Directions for this task: Find each line that has the string "towtruck" and give the total, with nothing else.

# # # # # # #

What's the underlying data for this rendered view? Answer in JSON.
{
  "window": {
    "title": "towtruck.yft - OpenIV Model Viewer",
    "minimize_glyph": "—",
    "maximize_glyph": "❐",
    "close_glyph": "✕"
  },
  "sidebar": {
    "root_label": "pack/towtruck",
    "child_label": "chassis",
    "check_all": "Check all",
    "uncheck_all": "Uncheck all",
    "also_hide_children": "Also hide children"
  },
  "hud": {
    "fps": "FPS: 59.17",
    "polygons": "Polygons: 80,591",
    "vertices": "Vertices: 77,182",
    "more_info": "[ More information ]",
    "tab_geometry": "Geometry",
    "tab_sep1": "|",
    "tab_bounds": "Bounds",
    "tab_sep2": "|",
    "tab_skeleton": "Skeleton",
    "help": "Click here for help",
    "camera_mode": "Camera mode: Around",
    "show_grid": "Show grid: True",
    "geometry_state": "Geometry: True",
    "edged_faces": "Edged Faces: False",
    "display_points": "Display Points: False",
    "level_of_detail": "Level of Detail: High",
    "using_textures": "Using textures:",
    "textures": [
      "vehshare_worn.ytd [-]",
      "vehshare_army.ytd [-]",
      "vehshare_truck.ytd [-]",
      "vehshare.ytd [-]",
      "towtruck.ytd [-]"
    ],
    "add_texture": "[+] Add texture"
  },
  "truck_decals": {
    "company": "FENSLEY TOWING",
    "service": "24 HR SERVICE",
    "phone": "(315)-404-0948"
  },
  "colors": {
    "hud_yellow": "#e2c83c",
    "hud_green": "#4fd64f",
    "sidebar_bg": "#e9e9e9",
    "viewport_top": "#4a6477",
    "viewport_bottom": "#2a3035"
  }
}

# # # # # # #

Right answer: 3